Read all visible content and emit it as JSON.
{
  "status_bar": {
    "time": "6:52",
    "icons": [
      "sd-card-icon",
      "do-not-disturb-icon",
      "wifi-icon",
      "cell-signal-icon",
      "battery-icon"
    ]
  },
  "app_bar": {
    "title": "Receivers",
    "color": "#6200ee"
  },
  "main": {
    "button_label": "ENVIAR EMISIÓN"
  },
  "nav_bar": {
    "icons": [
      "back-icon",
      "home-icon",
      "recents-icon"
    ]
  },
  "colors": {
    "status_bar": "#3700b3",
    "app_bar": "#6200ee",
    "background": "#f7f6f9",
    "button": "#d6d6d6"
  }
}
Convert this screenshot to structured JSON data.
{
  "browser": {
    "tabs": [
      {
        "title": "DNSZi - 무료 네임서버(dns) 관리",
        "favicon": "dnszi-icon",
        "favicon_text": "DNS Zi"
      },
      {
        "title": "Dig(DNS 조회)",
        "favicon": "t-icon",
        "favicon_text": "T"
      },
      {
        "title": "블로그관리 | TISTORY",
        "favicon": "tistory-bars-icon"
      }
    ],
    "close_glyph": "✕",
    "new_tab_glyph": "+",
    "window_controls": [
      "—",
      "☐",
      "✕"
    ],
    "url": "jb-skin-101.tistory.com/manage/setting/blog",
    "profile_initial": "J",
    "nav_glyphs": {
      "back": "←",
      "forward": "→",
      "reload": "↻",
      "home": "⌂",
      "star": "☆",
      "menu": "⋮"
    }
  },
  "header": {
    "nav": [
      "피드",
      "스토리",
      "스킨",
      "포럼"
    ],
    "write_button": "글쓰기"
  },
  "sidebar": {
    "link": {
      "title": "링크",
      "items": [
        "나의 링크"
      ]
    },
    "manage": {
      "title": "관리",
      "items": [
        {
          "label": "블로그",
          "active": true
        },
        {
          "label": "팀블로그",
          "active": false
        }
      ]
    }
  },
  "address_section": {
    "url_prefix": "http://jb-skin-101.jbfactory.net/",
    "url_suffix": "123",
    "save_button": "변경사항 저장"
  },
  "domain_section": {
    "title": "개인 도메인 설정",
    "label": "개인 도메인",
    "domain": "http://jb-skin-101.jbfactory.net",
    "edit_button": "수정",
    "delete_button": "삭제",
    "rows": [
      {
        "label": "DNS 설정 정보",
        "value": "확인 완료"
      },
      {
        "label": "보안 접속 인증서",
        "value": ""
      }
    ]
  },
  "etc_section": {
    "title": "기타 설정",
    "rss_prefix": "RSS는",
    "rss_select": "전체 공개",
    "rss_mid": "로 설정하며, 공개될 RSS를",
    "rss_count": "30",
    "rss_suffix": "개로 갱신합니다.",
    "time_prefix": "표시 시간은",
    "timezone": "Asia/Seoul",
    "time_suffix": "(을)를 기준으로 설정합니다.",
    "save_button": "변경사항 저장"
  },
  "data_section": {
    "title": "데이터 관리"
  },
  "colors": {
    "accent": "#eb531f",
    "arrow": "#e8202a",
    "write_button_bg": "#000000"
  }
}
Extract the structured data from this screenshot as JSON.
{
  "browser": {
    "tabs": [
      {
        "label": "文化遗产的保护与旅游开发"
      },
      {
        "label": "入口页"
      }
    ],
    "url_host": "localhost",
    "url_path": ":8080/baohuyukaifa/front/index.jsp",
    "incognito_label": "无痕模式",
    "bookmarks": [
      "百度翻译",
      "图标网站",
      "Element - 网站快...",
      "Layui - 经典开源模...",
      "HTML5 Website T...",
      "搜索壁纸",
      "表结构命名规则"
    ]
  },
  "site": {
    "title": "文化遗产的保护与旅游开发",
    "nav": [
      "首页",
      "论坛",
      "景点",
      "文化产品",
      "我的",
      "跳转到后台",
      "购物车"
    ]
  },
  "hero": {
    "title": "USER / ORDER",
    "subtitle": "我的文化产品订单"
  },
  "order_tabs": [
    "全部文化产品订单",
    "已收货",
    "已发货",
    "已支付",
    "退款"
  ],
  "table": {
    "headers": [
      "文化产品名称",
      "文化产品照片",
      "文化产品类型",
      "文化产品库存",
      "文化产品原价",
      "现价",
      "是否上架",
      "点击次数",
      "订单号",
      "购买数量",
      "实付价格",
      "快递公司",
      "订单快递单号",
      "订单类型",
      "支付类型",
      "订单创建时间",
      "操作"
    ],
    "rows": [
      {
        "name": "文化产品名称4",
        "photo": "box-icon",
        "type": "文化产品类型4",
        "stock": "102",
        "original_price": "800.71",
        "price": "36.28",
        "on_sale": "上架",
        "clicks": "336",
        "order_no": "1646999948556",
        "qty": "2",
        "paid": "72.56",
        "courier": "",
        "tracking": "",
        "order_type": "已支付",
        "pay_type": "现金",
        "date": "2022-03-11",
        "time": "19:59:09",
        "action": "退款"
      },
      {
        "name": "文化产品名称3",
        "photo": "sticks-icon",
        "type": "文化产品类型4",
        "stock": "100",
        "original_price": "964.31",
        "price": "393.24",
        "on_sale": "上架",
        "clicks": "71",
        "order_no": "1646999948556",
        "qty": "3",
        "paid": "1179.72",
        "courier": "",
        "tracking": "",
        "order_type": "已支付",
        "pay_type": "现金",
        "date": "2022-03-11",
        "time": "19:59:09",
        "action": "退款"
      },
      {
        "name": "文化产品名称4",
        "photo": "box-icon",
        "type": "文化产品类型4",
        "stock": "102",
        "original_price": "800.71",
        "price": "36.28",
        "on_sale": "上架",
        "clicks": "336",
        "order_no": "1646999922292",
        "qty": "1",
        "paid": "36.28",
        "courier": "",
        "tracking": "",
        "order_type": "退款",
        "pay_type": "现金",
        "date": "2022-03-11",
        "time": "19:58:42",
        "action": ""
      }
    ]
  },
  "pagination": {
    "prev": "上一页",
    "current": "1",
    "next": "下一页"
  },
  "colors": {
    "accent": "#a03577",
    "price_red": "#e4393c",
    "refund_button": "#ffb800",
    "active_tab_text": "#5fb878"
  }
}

-------

## Exercise description
Repeat every record, exactly as written.

## Answer to the exercise
Read all visible content and emit it as JSON.
{
  "status_bar": {
    "time": "6:52",
    "icons": [
      "sd-card-icon",
      "do-not-disturb-icon",
      "wifi-icon",
      "cell-signal-icon",
      "battery-icon"
    ]
  },
  "app_bar": {
    "title": "Receivers",
    "color": "#6200ee"
  },
  "main": {
    "button_label": "ENVIAR EMISIÓN"
  },
  "nav_bar": {
    "icons": [
      "back-icon",
      "home-icon",
      "recents-icon"
    ]
  },
  "colors": {
    "status_bar": "#3700b3",
    "app_bar": "#6200ee",
    "background": "#f7f6f9",
    "button": "#d6d6d6"
  }
}
Convert this screenshot to structured JSON data.
{
  "browser": {
    "tabs": [
      {
        "title": "DNSZi - 무료 네임서버(dns) 관리",
        "favicon": "dnszi-icon",
        "favicon_text": "DNS Zi"
      },
      {
        "title": "Dig(DNS 조회)",
        "favicon": "t-icon",
        "favicon_text": "T"
      },
      {
        "title": "블로그관리 | TISTORY",
        "favicon": "tistory-bars-icon"
      }
    ],
    "close_glyph": "✕",
    "new_tab_glyph": "+",
    "window_controls": [
      "—",
      "☐",
      "✕"
    ],
    "url": "jb-skin-101.tistory.com/manage/setting/blog",
    "profile_initial": "J",
    "nav_glyphs": {
      "back": "←",
      "forward": "→",
      "reload": "↻",
      "home": "⌂",
      "star": "☆",
      "menu": "⋮"
    }
  },
  "header": {
    "nav": [
      "피드",
      "스토리",
      "스킨",
      "포럼"
    ],
    "write_button": "글쓰기"
  },
  "sidebar": {
    "link": {
      "title": "링크",
      "items": [
        "나의 링크"
      ]
    },
    "manage": {
      "title": "관리",
      "items": [
        {
          "label": "블로그",
          "active": true
        },
        {
          "label": "팀블로그",
          "active": false
        }
      ]
    }
  },
  "address_section": {
    "url_prefix": "http://jb-skin-101.jbfactory.net/",
    "url_suffix": "123",
    "save_button": "변경사항 저장"
  },
  "domain_section": {
    "title": "개인 도메인 설정",
    "label": "개인 도메인",
    "domain": "http://jb-skin-101.jbfactory.net",
    "edit_button": "수정",
    "delete_button": "삭제",
    "rows": [
      {
        "label": "DNS 설정 정보",
        "value": "확인 완료"
      },
      {
        "label": "보안 접속 인증서",
        "value": ""
      }
    ]
  },
  "etc_section": {
    "title": "기타 설정",
    "rss_prefix": "RSS는",
    "rss_select": "전체 공개",
    "rss_mid": "로 설정하며, 공개될 RSS를",
    "rss_count": "30",
    "rss_suffix": "개로 갱신합니다.",
    "time_prefix": "표시 시간은",
    "timezone": "Asia/Seoul",
    "time_suffix": "(을)를 기준으로 설정합니다.",
    "save_button": "변경사항 저장"
  },
  "data_section": {
    "title": "데이터 관리"
  },
  "colors": {
    "accent": "#eb531f",
    "arrow": "#e8202a",
    "write_button_bg": "#000000"
  }
}
Extract the structured data from this screenshot as JSON.
{
  "browser": {
    "tabs": [
      {
        "label": "文化遗产的保护与旅游开发"
      },
      {
        "label": "入口页"
      }
    ],
    "url_host": "localhost",
    "url_path": ":8080/baohuyukaifa/front/index.jsp",
    "incognito_label": "无痕模式",
    "bookmarks": [
      "百度翻译",
      "图标网站",
      "Element - 网站快...",
      "Layui - 经典开源模...",
      "HTML5 Website T...",
      "搜索壁纸",
      "表结构命名规则"
    ]
  },
  "site": {
    "title": "文化遗产的保护与旅游开发",
    "nav": [
      "首页",
      "论坛",
      "景点",
      "文化产品",
      "我的",
      "跳转到后台",
      "购物车"
    ]
  },
  "hero": {
    "title": "USER / ORDER",
    "subtitle": "我的文化产品订单"
  },
  "order_tabs": [
    "全部文化产品订单",
    "已收货",
    "已发货",
    "已支付",
    "退款"
  ],
  "table": {
    "headers": [
      "文化产品名称",
      "文化产品照片",
      "文化产品类型",
      "文化产品库存",
      "文化产品原价",
      "现价",
      "是否上架",
      "点击次数",
      "订单号",
      "购买数量",
      "实付价格",
      "快递公司",
      "订单快递单号",
      "订单类型",
      "支付类型",
      "订单创建时间",
      "操作"
    ],
    "rows": [
      {
        "name": "文化产品名称4",
        "photo": "box-icon",
        "type": "文化产品类型4",
        "stock": "102",
        "original_price": "800.71",
        "price": "36.28",
        "on_sale": "上架",
        "clicks": "336",
        "order_no": "1646999948556",
        "qty": "2",
        "paid": "72.56",
        "courier": "",
        "tracking": "",
        "order_type": "已支付",
        "pay_type": "现金",
        "date": "2022-03-11",
        "time": "19:59:09",
        "action": "退款"
      },
      {
        "name": "文化产品名称3",
        "photo": "sticks-icon",
        "type": "文化产品类型4",
        "stock": "100",
        "original_price": "964.31",
        "price": "393.24",
        "on_sale": "上架",
        "clicks": "71",
        "order_no": "1646999948556",
        "qty": "3",
        "paid": "1179.72",
        "courier": "",
        "tracking": "",
        "order_type": "已支付",
        "pay_type": "现金",
        "date": "2022-03-11",
        "time": "19:59:09",
        "action": "退款"
      },
      {
        "name": "文化产品名称4",
        "photo": "box-icon",
        "type": "文化产品类型4",
        "stock": "102",
        "original_price": "800.71",
        "price": "36.28",
        "on_sale": "上架",
        "clicks": "336",
        "order_no": "1646999922292",
        "qty": "1",
        "paid": "36.28",
        "courier": "",
        "tracking": "",
        "order_type": "退款",
        "pay_type": "现金",
        "date": "2022-03-11",
        "time": "19:58:42",
        "action": ""
      }
    ]
  },
  "pagination": {
    "prev": "上一页",
    "current": "1",
    "next": "下一页"
  },
  "colors": {
    "accent": "#a03577",
    "price_red": "#e4393c",
    "refund_button": "#ffb800",
    "active_tab_text": "#5fb878"
  }
}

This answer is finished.